Give only the number of lines that hold the word "Cumulative".

## Data provided:
>>>>

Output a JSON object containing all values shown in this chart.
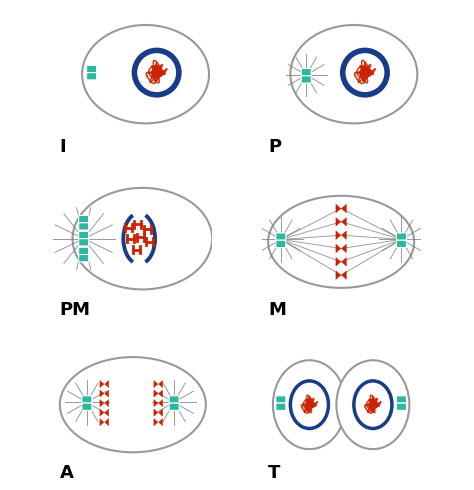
{
  "panels": [
    "I",
    "P",
    "PM",
    "M",
    "A",
    "T"
  ],
  "cell_edge": "#999999",
  "nucleus_edge": "#1a3a8a",
  "chromatin_color": "#cc2200",
  "centrosome_color": "#2ab8a0",
  "spindle_color": "#777777",
  "dark_blue": "#1a3a8a",
  "background": "#ffffff",
  "label_fontsize": 13
}
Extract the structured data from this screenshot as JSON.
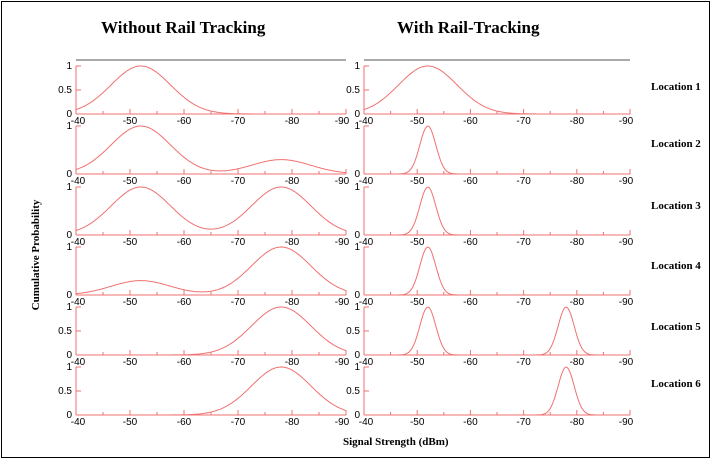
{
  "headings": {
    "left": "Without Rail Tracking",
    "right": "With Rail-Tracking",
    "ylabel": "Cumulative Probability",
    "xlabel": "Signal Strength (dBm)"
  },
  "locations": [
    "Location 1",
    "Location 2",
    "Location 3",
    "Location 4",
    "Location 5",
    "Location 6"
  ],
  "colors": {
    "curve": "#f07070",
    "axis": "#f07070",
    "text": "#000000"
  },
  "chart_data": {
    "type": "line",
    "x_ticks": [
      -40,
      -50,
      -60,
      -70,
      -80,
      -90
    ],
    "xlim": [
      -40,
      -90
    ],
    "panels": [
      {
        "column": "Without Rail Tracking",
        "row": "Location 1",
        "yticks": [
          "1",
          "0.5",
          "0"
        ],
        "ylim": [
          0,
          1
        ],
        "curve": {
          "peaks": [
            {
              "mu": -52,
              "sigma": 5.5,
              "amp": 1.0
            }
          ]
        }
      },
      {
        "column": "Without Rail Tracking",
        "row": "Location 2",
        "yticks": [
          "1",
          "0"
        ],
        "ylim": [
          0,
          1
        ],
        "curve": {
          "peaks": [
            {
              "mu": -52,
              "sigma": 5.5,
              "amp": 1.0
            },
            {
              "mu": -78,
              "sigma": 5.5,
              "amp": 0.3
            }
          ]
        }
      },
      {
        "column": "Without Rail Tracking",
        "row": "Location 3",
        "yticks": [
          "1",
          "0"
        ],
        "ylim": [
          0,
          1
        ],
        "curve": {
          "peaks": [
            {
              "mu": -52,
              "sigma": 5.5,
              "amp": 1.0
            },
            {
              "mu": -78,
              "sigma": 5.5,
              "amp": 1.0
            }
          ]
        }
      },
      {
        "column": "Without Rail Tracking",
        "row": "Location 4",
        "yticks": [
          "1",
          "0"
        ],
        "ylim": [
          0,
          1
        ],
        "curve": {
          "peaks": [
            {
              "mu": -52,
              "sigma": 5.5,
              "amp": 0.3
            },
            {
              "mu": -78,
              "sigma": 5.5,
              "amp": 1.0
            }
          ]
        }
      },
      {
        "column": "Without Rail Tracking",
        "row": "Location 5",
        "yticks": [
          "1",
          "0.5",
          "0"
        ],
        "ylim": [
          0,
          1
        ],
        "curve": {
          "peaks": [
            {
              "mu": -78,
              "sigma": 5.5,
              "amp": 1.0
            }
          ]
        }
      },
      {
        "column": "Without Rail Tracking",
        "row": "Location 6",
        "yticks": [
          "1",
          "0.5",
          "0"
        ],
        "ylim": [
          0,
          1
        ],
        "curve": {
          "peaks": [
            {
              "mu": -78,
              "sigma": 5.5,
              "amp": 1.0
            }
          ]
        }
      },
      {
        "column": "With Rail-Tracking",
        "row": "Location 1",
        "yticks": [
          "1",
          "0.5",
          "0"
        ],
        "ylim": [
          0,
          1
        ],
        "curve": {
          "peaks": [
            {
              "mu": -52,
              "sigma": 5.5,
              "amp": 1.0
            }
          ]
        }
      },
      {
        "column": "With Rail-Tracking",
        "row": "Location 2",
        "yticks": [
          "1",
          "0"
        ],
        "ylim": [
          0,
          1
        ],
        "curve": {
          "peaks": [
            {
              "mu": -52,
              "sigma": 1.5,
              "amp": 1.0
            }
          ]
        }
      },
      {
        "column": "With Rail-Tracking",
        "row": "Location 3",
        "yticks": [
          "1",
          "0"
        ],
        "ylim": [
          0,
          1
        ],
        "curve": {
          "peaks": [
            {
              "mu": -52,
              "sigma": 1.5,
              "amp": 1.0
            }
          ]
        }
      },
      {
        "column": "With Rail-Tracking",
        "row": "Location 4",
        "yticks": [
          "1",
          "0"
        ],
        "ylim": [
          0,
          1
        ],
        "curve": {
          "peaks": [
            {
              "mu": -52,
              "sigma": 1.5,
              "amp": 1.0
            }
          ]
        }
      },
      {
        "column": "With Rail-Tracking",
        "row": "Location 5",
        "yticks": [
          "1",
          "0.5",
          "0"
        ],
        "ylim": [
          0,
          1
        ],
        "curve": {
          "peaks": [
            {
              "mu": -52,
              "sigma": 1.5,
              "amp": 1.0
            },
            {
              "mu": -78,
              "sigma": 1.5,
              "amp": 1.0
            }
          ]
        }
      },
      {
        "column": "With Rail-Tracking",
        "row": "Location 6",
        "yticks": [
          "1",
          "0.5",
          "0"
        ],
        "ylim": [
          0,
          1
        ],
        "curve": {
          "peaks": [
            {
              "mu": -78,
              "sigma": 1.5,
              "amp": 1.0
            }
          ]
        }
      }
    ]
  }
}
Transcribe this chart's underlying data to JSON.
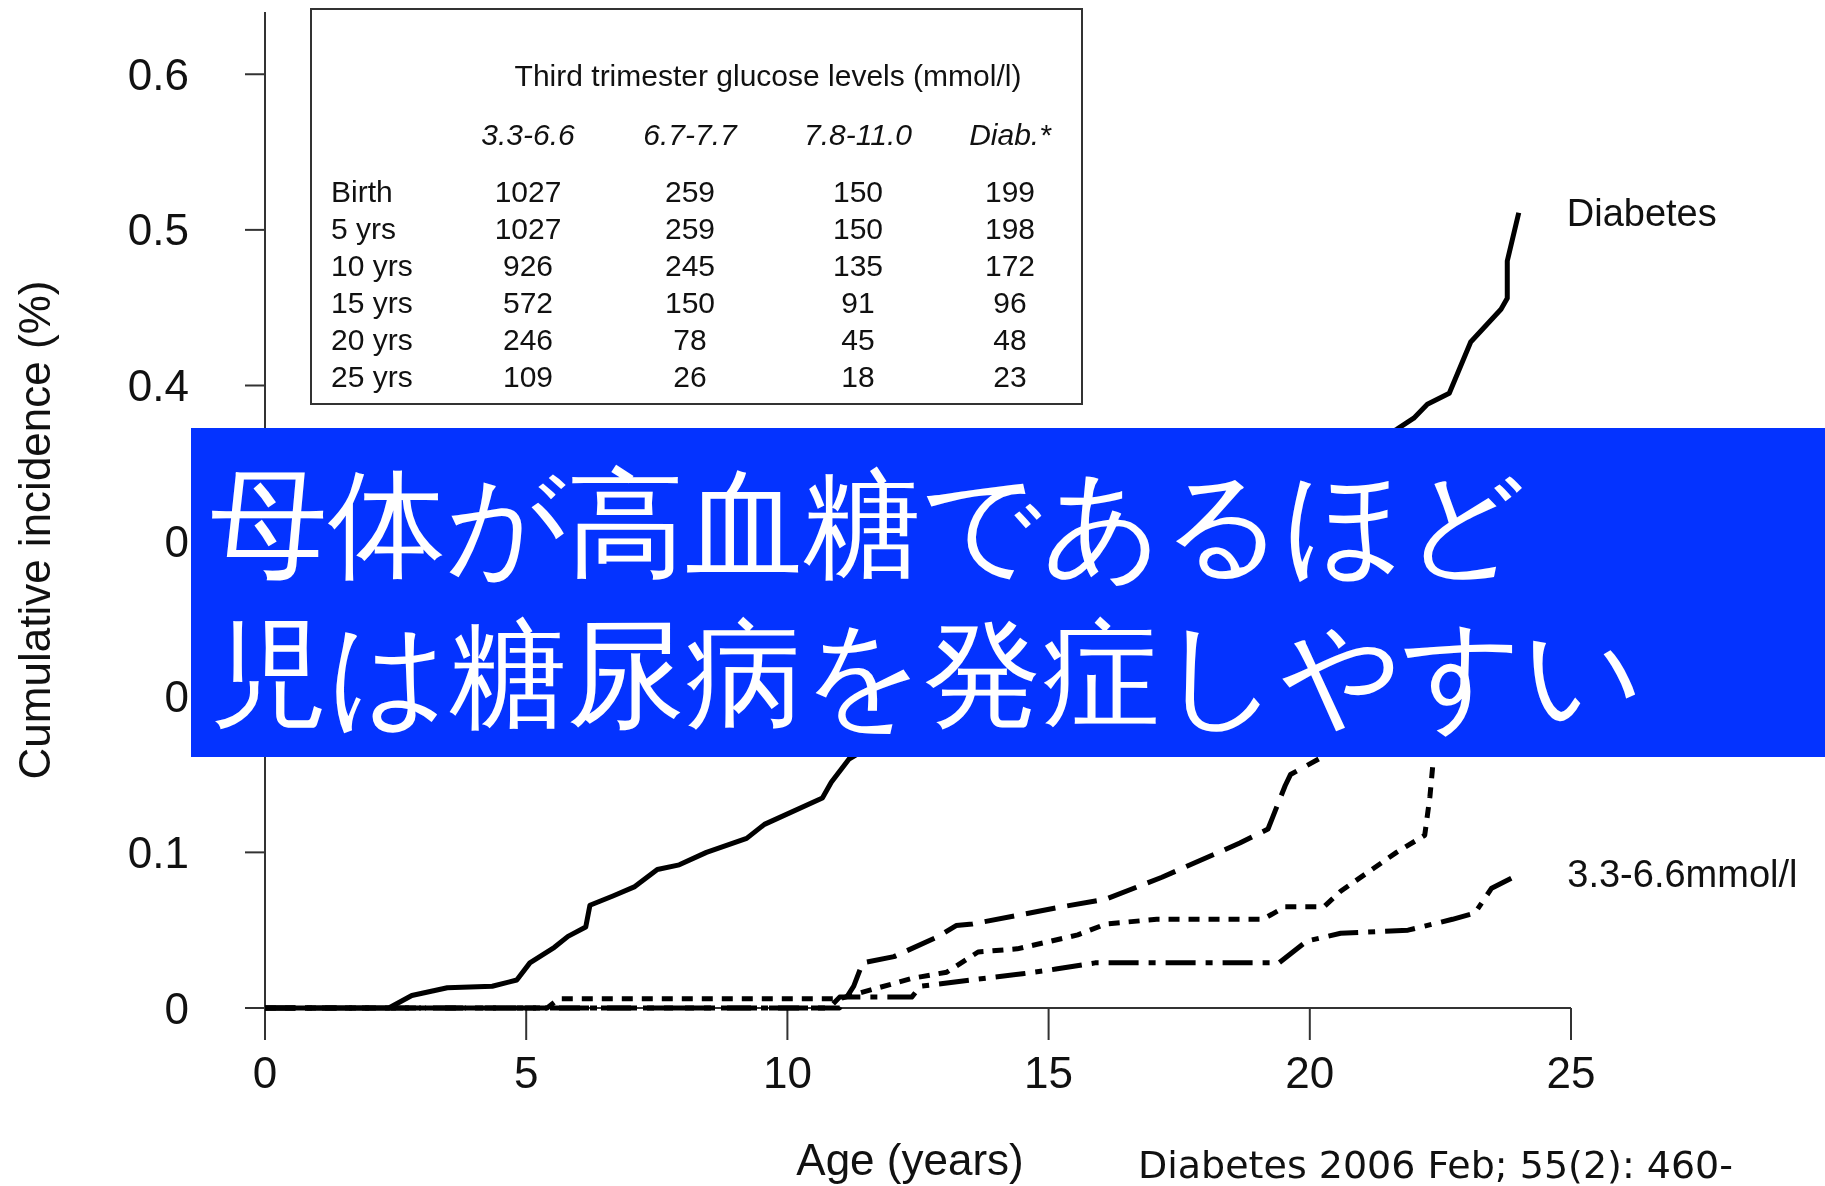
{
  "chart_data": {
    "type": "line",
    "xlabel": "Age (years)",
    "ylabel": "Cumulative incidence (%)",
    "xlim": [
      0,
      25
    ],
    "ylim": [
      0,
      0.64
    ],
    "xticks": [
      0,
      5,
      10,
      15,
      20,
      25
    ],
    "yticks": [
      0,
      0.1,
      {
        "value": 0.2,
        "label": "0"
      },
      {
        "value": 0.3,
        "label": "0"
      },
      0.4,
      0.5,
      0.6
    ],
    "series": [
      {
        "name": "Diabetes",
        "color": "#000000",
        "line_style": "solid",
        "x": [
          0,
          2.37,
          2.81,
          3.49,
          4.35,
          4.82,
          5.07,
          5.54,
          5.8,
          6.14,
          6.22,
          6.66,
          7.08,
          7.51,
          7.93,
          8.45,
          9.22,
          9.56,
          10.67,
          10.84,
          11.18,
          21.67,
          21.99,
          22.25,
          22.67,
          23.08,
          23.66,
          23.78,
          23.78,
          24.0
        ],
        "values": [
          0,
          0,
          0.008,
          0.013,
          0.014,
          0.018,
          0.029,
          0.039,
          0.046,
          0.052,
          0.066,
          0.072,
          0.078,
          0.089,
          0.092,
          0.1,
          0.109,
          0.118,
          0.135,
          0.145,
          0.16,
          0.372,
          0.379,
          0.388,
          0.395,
          0.428,
          0.449,
          0.456,
          0.48,
          0.511
        ]
      },
      {
        "color": "#000000",
        "line_style": "dashed",
        "x": [
          0,
          11.0,
          11.27,
          11.44,
          12.04,
          12.89,
          13.23,
          13.54,
          15.25,
          16.1,
          17.17,
          18.66,
          19.2,
          19.53,
          19.63,
          20.17
        ],
        "values": [
          0,
          0,
          0.014,
          0.029,
          0.033,
          0.046,
          0.053,
          0.054,
          0.065,
          0.07,
          0.084,
          0.106,
          0.115,
          0.143,
          0.15,
          0.16
        ]
      },
      {
        "color": "#000000",
        "line_style": "dotted",
        "x": [
          0,
          5.4,
          5.63,
          11.0,
          12.38,
          13.05,
          13.65,
          14.4,
          15.56,
          16.1,
          17.07,
          19.1,
          19.53,
          20.27,
          20.59,
          21.66,
          22.2,
          22.3,
          22.36
        ],
        "values": [
          0,
          0,
          0.006,
          0.006,
          0.019,
          0.023,
          0.036,
          0.038,
          0.047,
          0.054,
          0.057,
          0.057,
          0.065,
          0.065,
          0.075,
          0.1,
          0.111,
          0.136,
          0.158
        ]
      },
      {
        "name": "3.3-6.6mmol/l",
        "color": "#000000",
        "line_style": "dashdot",
        "x": [
          0,
          10.8,
          11.0,
          12.38,
          12.55,
          14.5,
          15.14,
          15.89,
          19.41,
          19.94,
          20.59,
          21.88,
          22.73,
          23.16,
          23.48,
          24.01
        ],
        "values": [
          0,
          0,
          0.007,
          0.007,
          0.014,
          0.022,
          0.025,
          0.029,
          0.029,
          0.043,
          0.048,
          0.05,
          0.057,
          0.061,
          0.077,
          0.086
        ]
      }
    ],
    "annotations": [
      "母体が高血糖であるほど",
      "児は糖尿病を発症しやすい",
      "Diabetes 2006 Feb; 55(2): 460-",
      "Third trimester glucose levels (mmol/l)",
      "3.3-6.6",
      "6.7-7.7",
      "7.8-11.0",
      "Diab.*",
      "Birth",
      "1027",
      "259",
      "150",
      "199",
      "5 yrs",
      "1027",
      "259",
      "150",
      "198",
      "10 yrs",
      "926",
      "245",
      "135",
      "172",
      "15 yrs",
      "572",
      "150",
      "91",
      "96",
      "20 yrs",
      "246",
      "78",
      "45",
      "48",
      "25 yrs",
      "109",
      "26",
      "18",
      "23"
    ]
  }
}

<<<<

## Task response:
2